►
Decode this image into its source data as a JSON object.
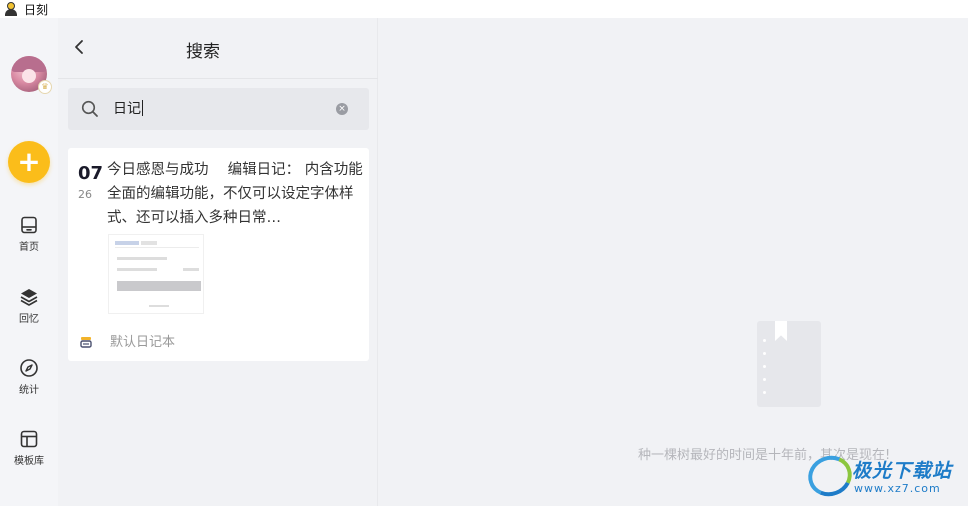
{
  "window": {
    "title": "日刻"
  },
  "rail": {
    "nav": [
      {
        "label": "首页",
        "icon": "home-icon"
      },
      {
        "label": "回忆",
        "icon": "layers-icon"
      },
      {
        "label": "统计",
        "icon": "compass-icon"
      },
      {
        "label": "模板库",
        "icon": "template-icon"
      }
    ],
    "add_icon": "+",
    "badge_icon": "♛"
  },
  "search_panel": {
    "title": "搜索",
    "query": "日记",
    "clear_icon": "×",
    "results": [
      {
        "day": "07",
        "month": "26",
        "text": "今日感恩与成功　 编辑日记： 内含功能全面的编辑功能，不仅可以设定字体样式、还可以插入多种日常…",
        "notebook": "默认日记本"
      }
    ]
  },
  "main": {
    "empty_text": "种一棵树最好的时间是十年前，其次是现在!"
  },
  "watermark": {
    "name": "极光下载站",
    "url": "www.xz7.com"
  },
  "colors": {
    "accent": "#fbbd1a",
    "background": "#f1f2f5"
  }
}
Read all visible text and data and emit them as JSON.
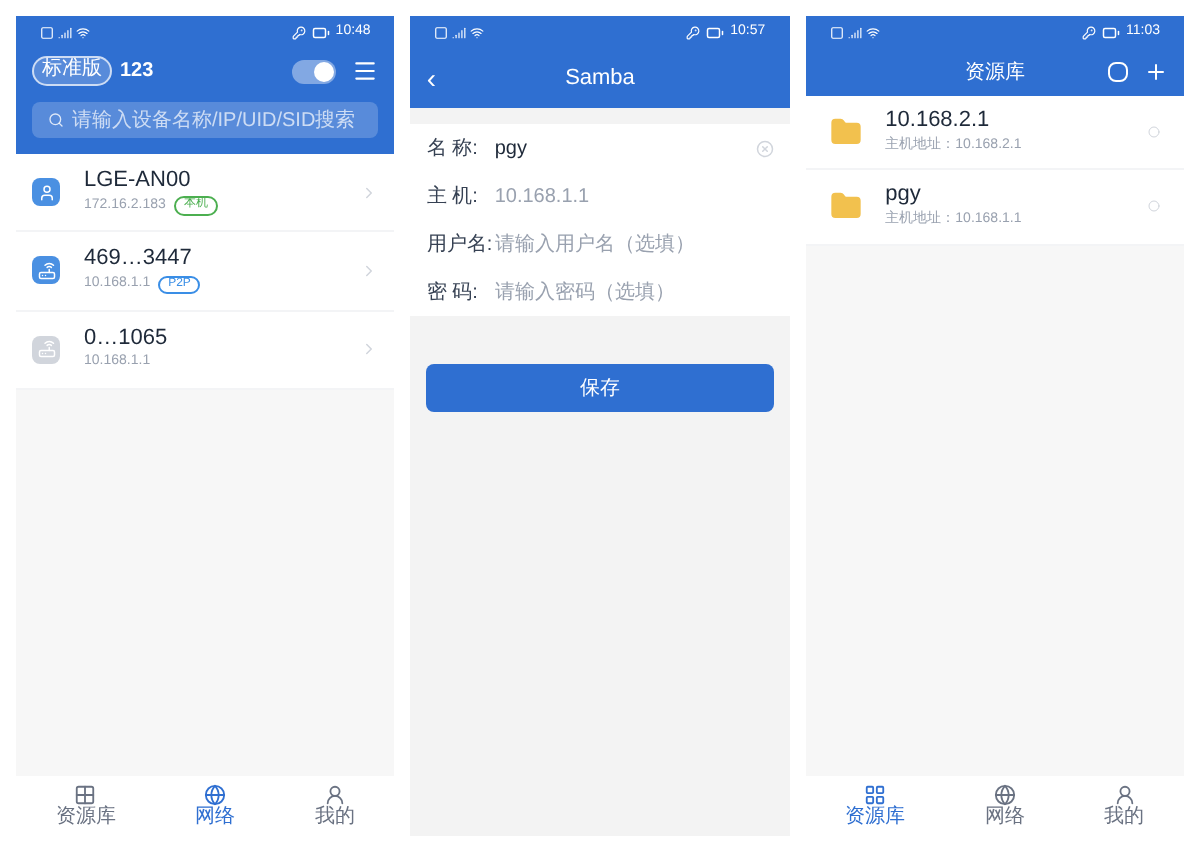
{
  "screens": [
    {
      "kind": "devices",
      "status_time": "10:48",
      "edition": "标准版",
      "account": "123",
      "toggle_on": true,
      "search": {
        "placeholder": "请输入设备名称/IP/UID/SID搜索"
      },
      "devices": [
        {
          "kind": "phone",
          "online": true,
          "name": "LGE-AN00",
          "ip": "172.16.2.183",
          "tag": "本机",
          "color": "#4caf50"
        },
        {
          "kind": "router",
          "online": true,
          "name": "469…3447",
          "ip": "10.168.1.1",
          "tag": "P2P",
          "color": "#3a8ee6"
        },
        {
          "kind": "router",
          "online": false,
          "name": "0…1065",
          "ip": "10.168.1.1"
        }
      ],
      "nav": [
        {
          "label": "资源库",
          "selected": false
        },
        {
          "label": "网络",
          "selected": true
        },
        {
          "label": "我的",
          "selected": false
        }
      ]
    },
    {
      "kind": "form",
      "status_time": "10:57",
      "title": "Samba",
      "back": "‹",
      "fields": [
        {
          "label": "名 称:",
          "value": "pgy",
          "clearable": true
        },
        {
          "label": "主 机:",
          "placeholder": "10.168.1.1"
        },
        {
          "label": "用户名:",
          "placeholder": "请输入用户名（选填）"
        },
        {
          "label": "密 码:",
          "placeholder": "请输入密码（选填）"
        }
      ],
      "save": "保存"
    },
    {
      "kind": "library",
      "status_time": "11:03",
      "title": "资源库",
      "items": [
        {
          "name": "10.168.2.1",
          "address": "主机地址：10.168.2.1"
        },
        {
          "name": "pgy",
          "address": "主机地址：10.168.1.1"
        }
      ],
      "nav": [
        {
          "label": "资源库",
          "selected": true
        },
        {
          "label": "网络",
          "selected": false
        },
        {
          "label": "我的",
          "selected": false
        }
      ]
    }
  ]
}
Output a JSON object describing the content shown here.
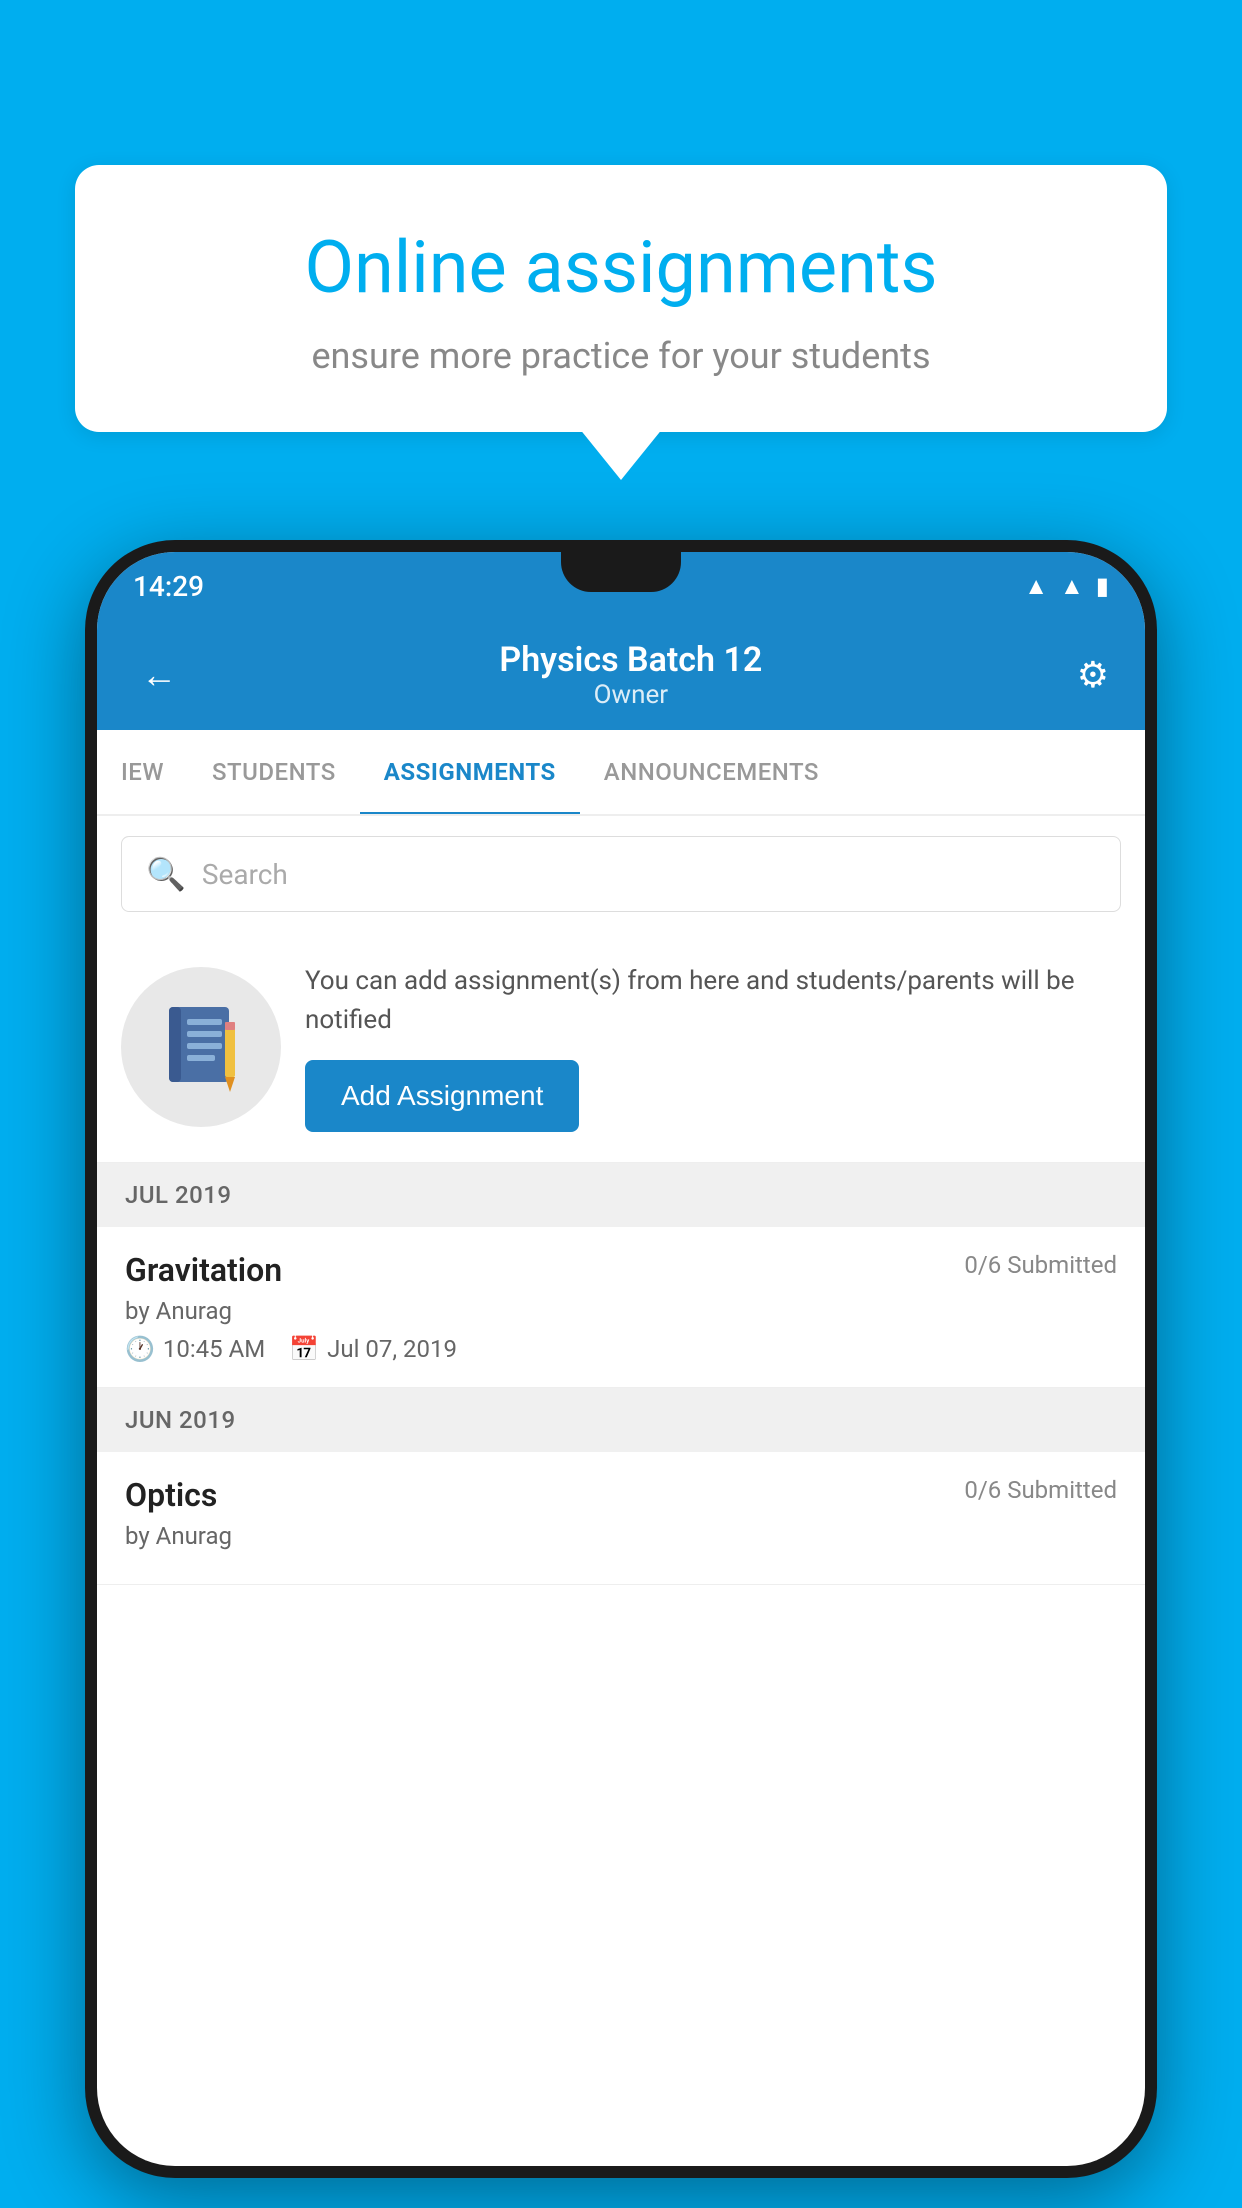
{
  "background": {
    "color": "#00AEEF"
  },
  "speech_bubble": {
    "title": "Online assignments",
    "subtitle": "ensure more practice for your students"
  },
  "status_bar": {
    "time": "14:29",
    "wifi_icon": "▼",
    "signal_icon": "▲",
    "battery_icon": "▮"
  },
  "header": {
    "title": "Physics Batch 12",
    "subtitle": "Owner",
    "back_label": "←",
    "gear_label": "⚙"
  },
  "tabs": [
    {
      "label": "IEW",
      "active": false
    },
    {
      "label": "STUDENTS",
      "active": false
    },
    {
      "label": "ASSIGNMENTS",
      "active": true
    },
    {
      "label": "ANNOUNCEMENTS",
      "active": false
    }
  ],
  "search": {
    "placeholder": "Search"
  },
  "promo": {
    "text": "You can add assignment(s) from here and students/parents will be notified",
    "button_label": "Add Assignment"
  },
  "sections": [
    {
      "label": "JUL 2019",
      "assignments": [
        {
          "title": "Gravitation",
          "submitted": "0/6 Submitted",
          "author": "by Anurag",
          "time": "10:45 AM",
          "date": "Jul 07, 2019"
        }
      ]
    },
    {
      "label": "JUN 2019",
      "assignments": [
        {
          "title": "Optics",
          "submitted": "0/6 Submitted",
          "author": "by Anurag",
          "time": "",
          "date": ""
        }
      ]
    }
  ]
}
◄
• WORK TO BE COMPLETED
In the copy, include all records verbatim but no images.

• ANSWER TO THIS EXERCISE
Decode this image into its source data as a JSON object.
{
  "window": {
    "title": "日刻"
  },
  "rail": {
    "nav": [
      {
        "label": "首页",
        "icon": "home-icon"
      },
      {
        "label": "回忆",
        "icon": "layers-icon"
      },
      {
        "label": "统计",
        "icon": "compass-icon"
      },
      {
        "label": "模板库",
        "icon": "template-icon"
      }
    ],
    "add_icon": "+",
    "badge_icon": "♛"
  },
  "search_panel": {
    "title": "搜索",
    "query": "日记",
    "clear_icon": "×",
    "results": [
      {
        "day": "07",
        "month": "26",
        "text": "今日感恩与成功　 编辑日记： 内含功能全面的编辑功能，不仅可以设定字体样式、还可以插入多种日常…",
        "notebook": "默认日记本"
      }
    ]
  },
  "main": {
    "empty_text": "种一棵树最好的时间是十年前，其次是现在!"
  },
  "watermark": {
    "name": "极光下载站",
    "url": "www.xz7.com"
  },
  "colors": {
    "accent": "#fbbd1a",
    "background": "#f1f2f5"
  }
}
Read all visible text and data and emit them as JSON.
{
  "screens": [
    {
      "kind": "devices",
      "status_time": "10:48",
      "edition": "标准版",
      "account": "123",
      "toggle_on": true,
      "search": {
        "placeholder": "请输入设备名称/IP/UID/SID搜索"
      },
      "devices": [
        {
          "kind": "phone",
          "online": true,
          "name": "LGE-AN00",
          "ip": "172.16.2.183",
          "tag": "本机",
          "color": "#4caf50"
        },
        {
          "kind": "router",
          "online": true,
          "name": "469…3447",
          "ip": "10.168.1.1",
          "tag": "P2P",
          "color": "#3a8ee6"
        },
        {
          "kind": "router",
          "online": false,
          "name": "0…1065",
          "ip": "10.168.1.1"
        }
      ],
      "nav": [
        {
          "label": "资源库",
          "selected": false
        },
        {
          "label": "网络",
          "selected": true
        },
        {
          "label": "我的",
          "selected": false
        }
      ]
    },
    {
      "kind": "form",
      "status_time": "10:57",
      "title": "Samba",
      "back": "‹",
      "fields": [
        {
          "label": "名 称:",
          "value": "pgy",
          "clearable": true
        },
        {
          "label": "主 机:",
          "placeholder": "10.168.1.1"
        },
        {
          "label": "用户名:",
          "placeholder": "请输入用户名（选填）"
        },
        {
          "label": "密 码:",
          "placeholder": "请输入密码（选填）"
        }
      ],
      "save": "保存"
    },
    {
      "kind": "library",
      "status_time": "11:03",
      "title": "资源库",
      "items": [
        {
          "name": "10.168.2.1",
          "address": "主机地址：10.168.2.1"
        },
        {
          "name": "pgy",
          "address": "主机地址：10.168.1.1"
        }
      ],
      "nav": [
        {
          "label": "资源库",
          "selected": true
        },
        {
          "label": "网络",
          "selected": false
        },
        {
          "label": "我的",
          "selected": false
        }
      ]
    }
  ]
}
Output a JSON object describing the content shown here.
{
  "background": {
    "color": "#00AEEF"
  },
  "speech_bubble": {
    "title": "Online assignments",
    "subtitle": "ensure more practice for your students"
  },
  "status_bar": {
    "time": "14:29",
    "wifi_icon": "▼",
    "signal_icon": "▲",
    "battery_icon": "▮"
  },
  "header": {
    "title": "Physics Batch 12",
    "subtitle": "Owner",
    "back_label": "←",
    "gear_label": "⚙"
  },
  "tabs": [
    {
      "label": "IEW",
      "active": false
    },
    {
      "label": "STUDENTS",
      "active": false
    },
    {
      "label": "ASSIGNMENTS",
      "active": true
    },
    {
      "label": "ANNOUNCEMENTS",
      "active": false
    }
  ],
  "search": {
    "placeholder": "Search"
  },
  "promo": {
    "text": "You can add assignment(s) from here and students/parents will be notified",
    "button_label": "Add Assignment"
  },
  "sections": [
    {
      "label": "JUL 2019",
      "assignments": [
        {
          "title": "Gravitation",
          "submitted": "0/6 Submitted",
          "author": "by Anurag",
          "time": "10:45 AM",
          "date": "Jul 07, 2019"
        }
      ]
    },
    {
      "label": "JUN 2019",
      "assignments": [
        {
          "title": "Optics",
          "submitted": "0/6 Submitted",
          "author": "by Anurag",
          "time": "",
          "date": ""
        }
      ]
    }
  ]
}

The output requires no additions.